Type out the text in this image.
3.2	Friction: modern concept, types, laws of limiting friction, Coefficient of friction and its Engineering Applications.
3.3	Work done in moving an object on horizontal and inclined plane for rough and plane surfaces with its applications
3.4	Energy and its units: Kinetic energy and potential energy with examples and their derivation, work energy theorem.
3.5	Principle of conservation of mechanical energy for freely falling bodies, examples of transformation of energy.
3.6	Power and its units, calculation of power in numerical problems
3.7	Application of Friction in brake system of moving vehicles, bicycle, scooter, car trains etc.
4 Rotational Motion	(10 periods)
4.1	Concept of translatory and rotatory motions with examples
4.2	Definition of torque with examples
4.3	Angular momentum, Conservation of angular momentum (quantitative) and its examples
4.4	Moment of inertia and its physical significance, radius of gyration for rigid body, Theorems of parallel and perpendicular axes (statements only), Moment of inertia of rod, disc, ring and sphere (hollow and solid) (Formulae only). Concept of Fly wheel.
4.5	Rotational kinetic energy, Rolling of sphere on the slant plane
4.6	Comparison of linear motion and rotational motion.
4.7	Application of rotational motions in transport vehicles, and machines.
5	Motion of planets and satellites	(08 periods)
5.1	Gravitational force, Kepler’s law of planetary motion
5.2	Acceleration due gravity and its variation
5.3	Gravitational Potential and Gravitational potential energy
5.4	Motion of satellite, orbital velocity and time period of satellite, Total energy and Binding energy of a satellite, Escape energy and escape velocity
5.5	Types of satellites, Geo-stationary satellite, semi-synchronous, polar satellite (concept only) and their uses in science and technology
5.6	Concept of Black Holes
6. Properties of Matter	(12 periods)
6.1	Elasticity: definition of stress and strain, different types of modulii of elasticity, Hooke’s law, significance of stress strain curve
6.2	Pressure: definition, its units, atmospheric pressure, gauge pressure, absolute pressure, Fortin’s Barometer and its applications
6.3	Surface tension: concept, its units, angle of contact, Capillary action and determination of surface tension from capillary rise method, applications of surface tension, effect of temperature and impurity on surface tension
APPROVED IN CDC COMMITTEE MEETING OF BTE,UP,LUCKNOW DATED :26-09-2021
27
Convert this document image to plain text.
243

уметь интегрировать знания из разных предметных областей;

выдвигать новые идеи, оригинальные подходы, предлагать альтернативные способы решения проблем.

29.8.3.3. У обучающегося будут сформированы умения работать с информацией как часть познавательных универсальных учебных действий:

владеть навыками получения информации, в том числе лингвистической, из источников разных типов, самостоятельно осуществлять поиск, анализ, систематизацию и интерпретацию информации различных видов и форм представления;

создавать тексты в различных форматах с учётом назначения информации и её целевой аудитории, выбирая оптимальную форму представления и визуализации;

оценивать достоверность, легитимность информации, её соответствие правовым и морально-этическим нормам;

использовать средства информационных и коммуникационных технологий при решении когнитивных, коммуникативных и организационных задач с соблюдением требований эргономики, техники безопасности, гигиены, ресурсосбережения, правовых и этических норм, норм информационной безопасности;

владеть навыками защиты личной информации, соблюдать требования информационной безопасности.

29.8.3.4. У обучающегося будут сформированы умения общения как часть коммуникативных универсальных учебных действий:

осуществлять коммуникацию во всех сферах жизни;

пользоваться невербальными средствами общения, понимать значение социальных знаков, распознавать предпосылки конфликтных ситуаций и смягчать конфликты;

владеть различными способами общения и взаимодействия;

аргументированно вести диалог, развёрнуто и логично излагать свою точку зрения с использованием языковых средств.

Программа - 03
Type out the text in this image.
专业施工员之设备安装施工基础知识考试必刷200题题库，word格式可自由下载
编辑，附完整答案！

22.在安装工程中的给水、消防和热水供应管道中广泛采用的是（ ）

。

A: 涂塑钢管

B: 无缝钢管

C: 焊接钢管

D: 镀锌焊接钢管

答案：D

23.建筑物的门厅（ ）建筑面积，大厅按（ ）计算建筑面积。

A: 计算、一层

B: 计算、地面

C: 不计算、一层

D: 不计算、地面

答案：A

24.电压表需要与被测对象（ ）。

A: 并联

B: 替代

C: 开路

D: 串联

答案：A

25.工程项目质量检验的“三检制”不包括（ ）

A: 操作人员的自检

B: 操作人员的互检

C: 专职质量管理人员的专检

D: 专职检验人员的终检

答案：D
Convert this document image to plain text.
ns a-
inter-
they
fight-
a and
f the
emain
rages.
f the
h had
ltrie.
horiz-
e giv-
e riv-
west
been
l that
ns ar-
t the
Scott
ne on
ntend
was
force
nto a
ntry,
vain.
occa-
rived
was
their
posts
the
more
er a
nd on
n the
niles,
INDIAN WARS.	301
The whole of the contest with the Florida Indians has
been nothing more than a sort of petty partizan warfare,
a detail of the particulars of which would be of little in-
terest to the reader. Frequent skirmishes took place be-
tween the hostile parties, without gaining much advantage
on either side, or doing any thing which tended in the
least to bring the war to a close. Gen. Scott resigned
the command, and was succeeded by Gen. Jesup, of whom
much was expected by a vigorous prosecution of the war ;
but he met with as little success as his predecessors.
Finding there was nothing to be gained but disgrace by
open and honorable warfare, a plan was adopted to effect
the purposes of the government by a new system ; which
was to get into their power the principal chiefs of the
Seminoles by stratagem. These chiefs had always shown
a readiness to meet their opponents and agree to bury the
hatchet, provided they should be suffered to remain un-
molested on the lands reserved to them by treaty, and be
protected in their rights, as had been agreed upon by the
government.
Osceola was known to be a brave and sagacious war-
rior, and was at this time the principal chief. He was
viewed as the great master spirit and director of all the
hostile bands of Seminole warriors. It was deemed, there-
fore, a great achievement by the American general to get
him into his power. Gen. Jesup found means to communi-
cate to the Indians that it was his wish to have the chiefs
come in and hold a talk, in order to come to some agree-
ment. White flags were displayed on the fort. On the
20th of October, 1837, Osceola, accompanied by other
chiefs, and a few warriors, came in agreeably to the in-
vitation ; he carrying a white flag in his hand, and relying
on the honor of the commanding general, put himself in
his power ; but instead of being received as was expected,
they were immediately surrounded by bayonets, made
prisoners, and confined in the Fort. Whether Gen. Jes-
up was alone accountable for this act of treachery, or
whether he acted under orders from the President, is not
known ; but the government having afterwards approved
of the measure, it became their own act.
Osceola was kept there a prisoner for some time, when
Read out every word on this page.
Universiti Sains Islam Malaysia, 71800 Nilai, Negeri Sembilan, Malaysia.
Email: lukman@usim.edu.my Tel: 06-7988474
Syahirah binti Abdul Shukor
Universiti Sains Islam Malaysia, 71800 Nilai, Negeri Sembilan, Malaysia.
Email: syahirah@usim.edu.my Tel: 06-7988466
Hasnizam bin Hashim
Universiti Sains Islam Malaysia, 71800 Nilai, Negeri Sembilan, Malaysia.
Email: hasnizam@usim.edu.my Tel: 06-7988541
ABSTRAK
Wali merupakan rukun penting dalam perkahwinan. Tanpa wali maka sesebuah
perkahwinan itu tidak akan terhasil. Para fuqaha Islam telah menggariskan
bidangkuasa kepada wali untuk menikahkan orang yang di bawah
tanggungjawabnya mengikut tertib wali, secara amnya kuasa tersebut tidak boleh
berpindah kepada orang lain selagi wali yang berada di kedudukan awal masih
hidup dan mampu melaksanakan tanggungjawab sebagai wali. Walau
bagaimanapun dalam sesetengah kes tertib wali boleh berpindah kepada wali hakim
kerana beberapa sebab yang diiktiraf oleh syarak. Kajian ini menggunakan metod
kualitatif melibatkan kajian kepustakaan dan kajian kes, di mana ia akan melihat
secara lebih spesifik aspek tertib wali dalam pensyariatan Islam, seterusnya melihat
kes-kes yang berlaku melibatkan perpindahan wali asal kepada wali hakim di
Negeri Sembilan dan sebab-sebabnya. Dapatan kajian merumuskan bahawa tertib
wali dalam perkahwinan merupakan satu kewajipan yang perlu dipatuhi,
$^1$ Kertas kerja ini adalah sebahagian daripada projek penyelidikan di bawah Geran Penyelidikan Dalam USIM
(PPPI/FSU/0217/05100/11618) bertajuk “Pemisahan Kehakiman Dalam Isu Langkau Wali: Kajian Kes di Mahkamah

+--

* DO THIS *
Copy out each line that contains the word "безопасности".

* PROBLEM SOLUTION *
использовать средства информационных и коммуникационных технологий при решении когнитивных, коммуникативных и организационных задач с соблюдением требований эргономики, техники безопасности, гигиены, ресурсосбережения, правовых и этических норм, норм информационной безопасности;
владеть навыками защиты личной информации, соблюдать требования информационной безопасности.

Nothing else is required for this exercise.